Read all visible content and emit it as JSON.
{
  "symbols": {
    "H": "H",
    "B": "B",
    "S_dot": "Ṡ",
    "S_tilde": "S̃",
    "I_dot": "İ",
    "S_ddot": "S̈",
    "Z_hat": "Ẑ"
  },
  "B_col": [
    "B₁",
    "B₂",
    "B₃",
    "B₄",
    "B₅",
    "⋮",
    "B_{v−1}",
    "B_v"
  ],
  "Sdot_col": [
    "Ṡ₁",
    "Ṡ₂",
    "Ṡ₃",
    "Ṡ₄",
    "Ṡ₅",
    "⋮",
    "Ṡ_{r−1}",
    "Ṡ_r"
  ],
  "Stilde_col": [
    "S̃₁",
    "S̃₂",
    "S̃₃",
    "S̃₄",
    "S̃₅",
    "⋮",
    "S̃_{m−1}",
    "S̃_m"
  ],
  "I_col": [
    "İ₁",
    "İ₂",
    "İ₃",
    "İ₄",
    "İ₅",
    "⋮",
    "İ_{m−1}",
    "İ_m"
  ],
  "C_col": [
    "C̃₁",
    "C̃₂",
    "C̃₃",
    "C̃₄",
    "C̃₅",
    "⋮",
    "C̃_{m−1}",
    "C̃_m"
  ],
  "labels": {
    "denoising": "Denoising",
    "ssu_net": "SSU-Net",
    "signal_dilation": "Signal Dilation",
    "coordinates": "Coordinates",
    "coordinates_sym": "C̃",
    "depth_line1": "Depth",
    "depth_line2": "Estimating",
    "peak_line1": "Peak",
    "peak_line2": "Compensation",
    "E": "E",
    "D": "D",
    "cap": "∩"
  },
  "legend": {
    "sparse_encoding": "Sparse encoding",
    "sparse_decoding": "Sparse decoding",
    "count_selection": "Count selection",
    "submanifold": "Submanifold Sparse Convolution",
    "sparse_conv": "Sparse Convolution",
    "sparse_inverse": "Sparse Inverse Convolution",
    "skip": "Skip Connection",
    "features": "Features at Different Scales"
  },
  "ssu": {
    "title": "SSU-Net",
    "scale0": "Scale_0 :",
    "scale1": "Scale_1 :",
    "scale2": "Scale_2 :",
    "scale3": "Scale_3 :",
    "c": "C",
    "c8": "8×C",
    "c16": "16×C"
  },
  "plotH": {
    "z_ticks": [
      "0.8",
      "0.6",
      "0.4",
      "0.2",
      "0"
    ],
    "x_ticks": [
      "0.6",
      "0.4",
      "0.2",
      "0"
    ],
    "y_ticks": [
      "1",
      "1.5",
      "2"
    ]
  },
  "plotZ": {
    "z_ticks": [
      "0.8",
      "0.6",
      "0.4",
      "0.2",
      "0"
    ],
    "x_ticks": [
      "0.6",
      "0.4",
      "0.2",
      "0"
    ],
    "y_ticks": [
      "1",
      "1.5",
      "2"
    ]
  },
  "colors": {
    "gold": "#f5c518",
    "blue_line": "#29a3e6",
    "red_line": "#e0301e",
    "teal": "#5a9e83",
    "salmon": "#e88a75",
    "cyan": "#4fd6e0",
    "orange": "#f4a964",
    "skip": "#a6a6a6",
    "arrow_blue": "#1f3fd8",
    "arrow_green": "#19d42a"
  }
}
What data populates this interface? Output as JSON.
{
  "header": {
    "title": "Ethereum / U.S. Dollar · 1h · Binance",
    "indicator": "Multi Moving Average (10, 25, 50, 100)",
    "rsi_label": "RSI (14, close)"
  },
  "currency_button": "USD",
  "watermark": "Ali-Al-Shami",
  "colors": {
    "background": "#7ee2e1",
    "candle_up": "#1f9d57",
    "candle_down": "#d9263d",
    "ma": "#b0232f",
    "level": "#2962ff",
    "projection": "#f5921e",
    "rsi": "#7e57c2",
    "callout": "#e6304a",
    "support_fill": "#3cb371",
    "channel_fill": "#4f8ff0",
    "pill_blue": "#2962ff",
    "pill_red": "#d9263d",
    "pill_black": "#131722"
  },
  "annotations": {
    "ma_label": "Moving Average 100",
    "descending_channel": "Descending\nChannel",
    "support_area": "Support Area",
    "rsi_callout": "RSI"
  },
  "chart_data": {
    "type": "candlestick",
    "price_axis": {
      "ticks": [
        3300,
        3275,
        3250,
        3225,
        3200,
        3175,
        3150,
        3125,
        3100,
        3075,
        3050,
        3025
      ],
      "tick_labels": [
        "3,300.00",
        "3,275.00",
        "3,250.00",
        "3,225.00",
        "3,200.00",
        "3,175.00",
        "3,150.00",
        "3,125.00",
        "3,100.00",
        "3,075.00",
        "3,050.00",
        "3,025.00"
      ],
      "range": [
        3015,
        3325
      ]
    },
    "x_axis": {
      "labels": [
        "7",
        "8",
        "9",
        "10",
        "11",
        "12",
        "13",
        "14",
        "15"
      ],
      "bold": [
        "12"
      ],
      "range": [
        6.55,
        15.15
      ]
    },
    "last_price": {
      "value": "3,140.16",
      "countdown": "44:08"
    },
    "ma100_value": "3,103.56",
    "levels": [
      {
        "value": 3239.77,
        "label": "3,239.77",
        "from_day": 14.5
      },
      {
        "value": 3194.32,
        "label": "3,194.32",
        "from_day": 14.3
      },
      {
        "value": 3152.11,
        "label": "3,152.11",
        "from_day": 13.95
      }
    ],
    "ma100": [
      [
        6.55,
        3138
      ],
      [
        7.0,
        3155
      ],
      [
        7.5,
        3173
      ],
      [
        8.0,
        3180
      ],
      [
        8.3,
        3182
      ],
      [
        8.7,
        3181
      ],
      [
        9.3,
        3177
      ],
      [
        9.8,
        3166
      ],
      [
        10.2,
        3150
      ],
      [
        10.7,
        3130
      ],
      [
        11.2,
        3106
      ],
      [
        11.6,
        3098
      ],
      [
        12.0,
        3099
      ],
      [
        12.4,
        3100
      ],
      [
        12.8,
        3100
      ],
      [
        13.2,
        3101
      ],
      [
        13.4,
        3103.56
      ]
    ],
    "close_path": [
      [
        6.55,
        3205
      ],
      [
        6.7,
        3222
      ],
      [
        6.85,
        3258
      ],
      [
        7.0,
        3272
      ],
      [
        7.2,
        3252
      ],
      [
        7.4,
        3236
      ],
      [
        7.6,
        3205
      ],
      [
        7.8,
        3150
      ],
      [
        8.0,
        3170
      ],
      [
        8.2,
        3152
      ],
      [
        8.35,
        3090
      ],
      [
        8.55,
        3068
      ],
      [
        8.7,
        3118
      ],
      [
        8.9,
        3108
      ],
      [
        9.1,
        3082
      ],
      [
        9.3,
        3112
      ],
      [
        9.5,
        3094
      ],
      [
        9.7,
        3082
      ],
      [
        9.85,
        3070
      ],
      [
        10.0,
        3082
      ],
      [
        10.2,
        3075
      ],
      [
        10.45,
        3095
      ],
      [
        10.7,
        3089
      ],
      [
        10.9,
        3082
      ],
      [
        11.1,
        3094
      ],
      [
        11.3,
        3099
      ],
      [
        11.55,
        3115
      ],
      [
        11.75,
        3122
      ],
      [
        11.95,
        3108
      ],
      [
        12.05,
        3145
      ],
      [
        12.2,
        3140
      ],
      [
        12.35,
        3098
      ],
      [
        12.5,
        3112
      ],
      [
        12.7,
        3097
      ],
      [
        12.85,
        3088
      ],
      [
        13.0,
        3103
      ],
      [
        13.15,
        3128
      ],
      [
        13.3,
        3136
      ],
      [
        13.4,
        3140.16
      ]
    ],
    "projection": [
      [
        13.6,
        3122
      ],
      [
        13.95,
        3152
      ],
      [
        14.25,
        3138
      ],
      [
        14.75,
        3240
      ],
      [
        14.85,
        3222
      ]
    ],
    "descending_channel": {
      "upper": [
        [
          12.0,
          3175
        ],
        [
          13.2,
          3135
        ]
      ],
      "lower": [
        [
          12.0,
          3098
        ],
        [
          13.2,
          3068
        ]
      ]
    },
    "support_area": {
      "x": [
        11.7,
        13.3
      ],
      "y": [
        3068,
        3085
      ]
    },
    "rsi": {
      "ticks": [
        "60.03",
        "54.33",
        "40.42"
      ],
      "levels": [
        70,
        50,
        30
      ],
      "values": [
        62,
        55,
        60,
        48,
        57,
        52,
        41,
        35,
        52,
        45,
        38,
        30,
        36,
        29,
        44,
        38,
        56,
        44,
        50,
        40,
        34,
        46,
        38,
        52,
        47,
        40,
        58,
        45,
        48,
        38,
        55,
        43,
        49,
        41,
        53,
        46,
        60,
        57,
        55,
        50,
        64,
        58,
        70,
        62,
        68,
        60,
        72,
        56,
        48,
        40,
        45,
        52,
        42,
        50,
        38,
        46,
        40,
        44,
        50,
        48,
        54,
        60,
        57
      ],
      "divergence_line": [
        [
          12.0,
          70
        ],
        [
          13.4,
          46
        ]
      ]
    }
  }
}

• _Written problem_: Read the entries and select each line where the word "Moving" is found.

• _Task solution_:
    "indicator": "Multi Moving Average (10, 25, 50, 100)",
    "ma_label": "Moving Average 100",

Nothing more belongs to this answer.